--- Start RECORDS PROVIDED ---

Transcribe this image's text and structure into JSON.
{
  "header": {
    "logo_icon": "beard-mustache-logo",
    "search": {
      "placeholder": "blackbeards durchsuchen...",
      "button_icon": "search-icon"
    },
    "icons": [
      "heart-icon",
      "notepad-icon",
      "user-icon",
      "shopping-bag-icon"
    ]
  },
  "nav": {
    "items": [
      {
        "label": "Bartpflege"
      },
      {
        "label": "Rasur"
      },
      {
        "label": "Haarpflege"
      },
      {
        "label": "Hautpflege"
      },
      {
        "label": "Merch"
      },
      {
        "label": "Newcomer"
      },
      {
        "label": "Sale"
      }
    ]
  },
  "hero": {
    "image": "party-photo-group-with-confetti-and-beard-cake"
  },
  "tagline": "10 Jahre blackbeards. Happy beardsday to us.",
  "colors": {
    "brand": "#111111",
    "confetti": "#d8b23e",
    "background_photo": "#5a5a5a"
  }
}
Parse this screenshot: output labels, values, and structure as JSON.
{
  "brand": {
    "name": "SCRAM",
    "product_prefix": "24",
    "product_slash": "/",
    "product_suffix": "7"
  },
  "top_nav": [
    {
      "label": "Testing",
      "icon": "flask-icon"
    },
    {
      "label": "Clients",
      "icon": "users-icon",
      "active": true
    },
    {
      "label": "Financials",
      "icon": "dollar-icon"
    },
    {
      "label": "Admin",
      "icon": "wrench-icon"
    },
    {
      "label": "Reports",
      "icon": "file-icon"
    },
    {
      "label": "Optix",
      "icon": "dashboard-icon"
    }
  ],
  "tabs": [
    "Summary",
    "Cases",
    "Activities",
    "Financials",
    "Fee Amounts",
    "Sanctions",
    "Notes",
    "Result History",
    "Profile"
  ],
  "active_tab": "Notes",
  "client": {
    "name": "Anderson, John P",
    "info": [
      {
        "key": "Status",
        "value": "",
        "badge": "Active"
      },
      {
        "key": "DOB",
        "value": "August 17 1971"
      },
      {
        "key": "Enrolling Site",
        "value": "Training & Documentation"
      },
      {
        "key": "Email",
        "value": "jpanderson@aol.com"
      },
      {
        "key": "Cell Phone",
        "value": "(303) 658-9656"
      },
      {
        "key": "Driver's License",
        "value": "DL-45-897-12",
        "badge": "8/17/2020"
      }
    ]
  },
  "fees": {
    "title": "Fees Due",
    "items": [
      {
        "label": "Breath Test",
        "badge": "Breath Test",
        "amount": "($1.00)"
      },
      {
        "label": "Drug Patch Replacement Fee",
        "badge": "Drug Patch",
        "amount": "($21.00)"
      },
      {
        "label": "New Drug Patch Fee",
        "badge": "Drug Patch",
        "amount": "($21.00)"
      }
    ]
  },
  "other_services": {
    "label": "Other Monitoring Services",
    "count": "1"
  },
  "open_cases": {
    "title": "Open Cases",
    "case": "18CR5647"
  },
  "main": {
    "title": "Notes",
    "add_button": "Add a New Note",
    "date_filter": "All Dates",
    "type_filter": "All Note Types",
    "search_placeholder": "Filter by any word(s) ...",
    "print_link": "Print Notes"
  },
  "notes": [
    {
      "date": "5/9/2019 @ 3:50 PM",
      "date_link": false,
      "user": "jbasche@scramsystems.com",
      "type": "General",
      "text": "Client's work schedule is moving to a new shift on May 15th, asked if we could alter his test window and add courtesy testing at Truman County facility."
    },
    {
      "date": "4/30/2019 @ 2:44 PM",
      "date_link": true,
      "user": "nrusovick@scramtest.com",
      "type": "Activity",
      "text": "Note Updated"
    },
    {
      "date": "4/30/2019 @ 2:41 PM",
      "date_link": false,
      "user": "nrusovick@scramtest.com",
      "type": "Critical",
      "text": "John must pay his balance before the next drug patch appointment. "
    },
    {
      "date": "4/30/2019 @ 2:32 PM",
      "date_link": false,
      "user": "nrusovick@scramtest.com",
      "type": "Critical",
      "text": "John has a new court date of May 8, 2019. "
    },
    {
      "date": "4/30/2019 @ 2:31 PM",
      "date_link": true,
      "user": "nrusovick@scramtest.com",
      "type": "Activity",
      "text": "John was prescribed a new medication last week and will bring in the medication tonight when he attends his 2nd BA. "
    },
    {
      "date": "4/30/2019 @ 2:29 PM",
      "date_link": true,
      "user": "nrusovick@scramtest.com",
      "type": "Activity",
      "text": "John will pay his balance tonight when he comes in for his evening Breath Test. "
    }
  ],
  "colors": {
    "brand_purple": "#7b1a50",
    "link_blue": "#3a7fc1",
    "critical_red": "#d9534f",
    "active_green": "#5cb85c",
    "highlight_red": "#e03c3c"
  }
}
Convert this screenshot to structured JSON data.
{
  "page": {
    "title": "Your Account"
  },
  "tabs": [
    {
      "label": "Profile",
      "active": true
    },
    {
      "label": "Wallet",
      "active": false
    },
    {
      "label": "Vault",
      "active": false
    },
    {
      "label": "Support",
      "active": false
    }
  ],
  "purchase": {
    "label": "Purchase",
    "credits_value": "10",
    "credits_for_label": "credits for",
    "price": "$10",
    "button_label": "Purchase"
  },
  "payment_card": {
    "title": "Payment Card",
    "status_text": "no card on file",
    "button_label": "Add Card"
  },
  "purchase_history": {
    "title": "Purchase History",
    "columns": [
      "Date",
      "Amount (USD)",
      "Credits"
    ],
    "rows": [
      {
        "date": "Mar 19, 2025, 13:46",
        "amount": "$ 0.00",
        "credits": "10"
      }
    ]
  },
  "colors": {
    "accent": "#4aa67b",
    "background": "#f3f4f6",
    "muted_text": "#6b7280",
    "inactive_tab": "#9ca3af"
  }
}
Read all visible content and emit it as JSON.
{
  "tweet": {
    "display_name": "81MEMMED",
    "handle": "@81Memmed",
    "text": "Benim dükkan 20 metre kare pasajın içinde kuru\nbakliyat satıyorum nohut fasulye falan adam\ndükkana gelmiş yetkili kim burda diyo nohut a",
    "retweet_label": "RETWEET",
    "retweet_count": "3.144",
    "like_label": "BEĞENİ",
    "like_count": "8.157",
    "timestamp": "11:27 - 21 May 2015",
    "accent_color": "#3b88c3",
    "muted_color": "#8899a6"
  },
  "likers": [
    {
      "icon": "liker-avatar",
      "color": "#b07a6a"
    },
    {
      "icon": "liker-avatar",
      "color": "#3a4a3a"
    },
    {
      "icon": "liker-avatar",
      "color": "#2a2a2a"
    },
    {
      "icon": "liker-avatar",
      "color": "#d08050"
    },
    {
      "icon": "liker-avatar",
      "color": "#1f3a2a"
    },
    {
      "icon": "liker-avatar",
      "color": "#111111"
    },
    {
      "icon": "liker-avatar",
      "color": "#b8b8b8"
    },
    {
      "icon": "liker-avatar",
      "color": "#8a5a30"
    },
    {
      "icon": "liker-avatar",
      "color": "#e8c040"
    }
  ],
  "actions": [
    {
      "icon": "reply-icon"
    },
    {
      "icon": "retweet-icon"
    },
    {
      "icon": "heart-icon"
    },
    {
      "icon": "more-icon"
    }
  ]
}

--- End RECORDS PROVIDED ---

Take the data above and return it exactly.

Transcribe this image's text and structure into JSON.
{
  "header": {
    "logo_icon": "beard-mustache-logo",
    "search": {
      "placeholder": "blackbeards durchsuchen...",
      "button_icon": "search-icon"
    },
    "icons": [
      "heart-icon",
      "notepad-icon",
      "user-icon",
      "shopping-bag-icon"
    ]
  },
  "nav": {
    "items": [
      {
        "label": "Bartpflege"
      },
      {
        "label": "Rasur"
      },
      {
        "label": "Haarpflege"
      },
      {
        "label": "Hautpflege"
      },
      {
        "label": "Merch"
      },
      {
        "label": "Newcomer"
      },
      {
        "label": "Sale"
      }
    ]
  },
  "hero": {
    "image": "party-photo-group-with-confetti-and-beard-cake"
  },
  "tagline": "10 Jahre blackbeards. Happy beardsday to us.",
  "colors": {
    "brand": "#111111",
    "confetti": "#d8b23e",
    "background_photo": "#5a5a5a"
  }
}
Parse this screenshot: output labels, values, and structure as JSON.
{
  "brand": {
    "name": "SCRAM",
    "product_prefix": "24",
    "product_slash": "/",
    "product_suffix": "7"
  },
  "top_nav": [
    {
      "label": "Testing",
      "icon": "flask-icon"
    },
    {
      "label": "Clients",
      "icon": "users-icon",
      "active": true
    },
    {
      "label": "Financials",
      "icon": "dollar-icon"
    },
    {
      "label": "Admin",
      "icon": "wrench-icon"
    },
    {
      "label": "Reports",
      "icon": "file-icon"
    },
    {
      "label": "Optix",
      "icon": "dashboard-icon"
    }
  ],
  "tabs": [
    "Summary",
    "Cases",
    "Activities",
    "Financials",
    "Fee Amounts",
    "Sanctions",
    "Notes",
    "Result History",
    "Profile"
  ],
  "active_tab": "Notes",
  "client": {
    "name": "Anderson, John P",
    "info": [
      {
        "key": "Status",
        "value": "",
        "badge": "Active"
      },
      {
        "key": "DOB",
        "value": "August 17 1971"
      },
      {
        "key": "Enrolling Site",
        "value": "Training & Documentation"
      },
      {
        "key": "Email",
        "value": "jpanderson@aol.com"
      },
      {
        "key": "Cell Phone",
        "value": "(303) 658-9656"
      },
      {
        "key": "Driver's License",
        "value": "DL-45-897-12",
        "badge": "8/17/2020"
      }
    ]
  },
  "fees": {
    "title": "Fees Due",
    "items": [
      {
        "label": "Breath Test",
        "badge": "Breath Test",
        "amount": "($1.00)"
      },
      {
        "label": "Drug Patch Replacement Fee",
        "badge": "Drug Patch",
        "amount": "($21.00)"
      },
      {
        "label": "New Drug Patch Fee",
        "badge": "Drug Patch",
        "amount": "($21.00)"
      }
    ]
  },
  "other_services": {
    "label": "Other Monitoring Services",
    "count": "1"
  },
  "open_cases": {
    "title": "Open Cases",
    "case": "18CR5647"
  },
  "main": {
    "title": "Notes",
    "add_button": "Add a New Note",
    "date_filter": "All Dates",
    "type_filter": "All Note Types",
    "search_placeholder": "Filter by any word(s) ...",
    "print_link": "Print Notes"
  },
  "notes": [
    {
      "date": "5/9/2019 @ 3:50 PM",
      "date_link": false,
      "user": "jbasche@scramsystems.com",
      "type": "General",
      "text": "Client's work schedule is moving to a new shift on May 15th, asked if we could alter his test window and add courtesy testing at Truman County facility."
    },
    {
      "date": "4/30/2019 @ 2:44 PM",
      "date_link": true,
      "user": "nrusovick@scramtest.com",
      "type": "Activity",
      "text": "Note Updated"
    },
    {
      "date": "4/30/2019 @ 2:41 PM",
      "date_link": false,
      "user": "nrusovick@scramtest.com",
      "type": "Critical",
      "text": "John must pay his balance before the next drug patch appointment. "
    },
    {
      "date": "4/30/2019 @ 2:32 PM",
      "date_link": false,
      "user": "nrusovick@scramtest.com",
      "type": "Critical",
      "text": "John has a new court date of May 8, 2019. "
    },
    {
      "date": "4/30/2019 @ 2:31 PM",
      "date_link": true,
      "user": "nrusovick@scramtest.com",
      "type": "Activity",
      "text": "John was prescribed a new medication last week and will bring in the medication tonight when he attends his 2nd BA. "
    },
    {
      "date": "4/30/2019 @ 2:29 PM",
      "date_link": true,
      "user": "nrusovick@scramtest.com",
      "type": "Activity",
      "text": "John will pay his balance tonight when he comes in for his evening Breath Test. "
    }
  ],
  "colors": {
    "brand_purple": "#7b1a50",
    "link_blue": "#3a7fc1",
    "critical_red": "#d9534f",
    "active_green": "#5cb85c",
    "highlight_red": "#e03c3c"
  }
}
Convert this screenshot to structured JSON data.
{
  "page": {
    "title": "Your Account"
  },
  "tabs": [
    {
      "label": "Profile",
      "active": true
    },
    {
      "label": "Wallet",
      "active": false
    },
    {
      "label": "Vault",
      "active": false
    },
    {
      "label": "Support",
      "active": false
    }
  ],
  "purchase": {
    "label": "Purchase",
    "credits_value": "10",
    "credits_for_label": "credits for",
    "price": "$10",
    "button_label": "Purchase"
  },
  "payment_card": {
    "title": "Payment Card",
    "status_text": "no card on file",
    "button_label": "Add Card"
  },
  "purchase_history": {
    "title": "Purchase History",
    "columns": [
      "Date",
      "Amount (USD)",
      "Credits"
    ],
    "rows": [
      {
        "date": "Mar 19, 2025, 13:46",
        "amount": "$ 0.00",
        "credits": "10"
      }
    ]
  },
  "colors": {
    "accent": "#4aa67b",
    "background": "#f3f4f6",
    "muted_text": "#6b7280",
    "inactive_tab": "#9ca3af"
  }
}
Read all visible content and emit it as JSON.
{
  "tweet": {
    "display_name": "81MEMMED",
    "handle": "@81Memmed",
    "text": "Benim dükkan 20 metre kare pasajın içinde kuru\nbakliyat satıyorum nohut fasulye falan adam\ndükkana gelmiş yetkili kim burda diyo nohut a",
    "retweet_label": "RETWEET",
    "retweet_count": "3.144",
    "like_label": "BEĞENİ",
    "like_count": "8.157",
    "timestamp": "11:27 - 21 May 2015",
    "accent_color": "#3b88c3",
    "muted_color": "#8899a6"
  },
  "likers": [
    {
      "icon": "liker-avatar",
      "color": "#b07a6a"
    },
    {
      "icon": "liker-avatar",
      "color": "#3a4a3a"
    },
    {
      "icon": "liker-avatar",
      "color": "#2a2a2a"
    },
    {
      "icon": "liker-avatar",
      "color": "#d08050"
    },
    {
      "icon": "liker-avatar",
      "color": "#1f3a2a"
    },
    {
      "icon": "liker-avatar",
      "color": "#111111"
    },
    {
      "icon": "liker-avatar",
      "color": "#b8b8b8"
    },
    {
      "icon": "liker-avatar",
      "color": "#8a5a30"
    },
    {
      "icon": "liker-avatar",
      "color": "#e8c040"
    }
  ],
  "actions": [
    {
      "icon": "reply-icon"
    },
    {
      "icon": "retweet-icon"
    },
    {
      "icon": "heart-icon"
    },
    {
      "icon": "more-icon"
    }
  ]
}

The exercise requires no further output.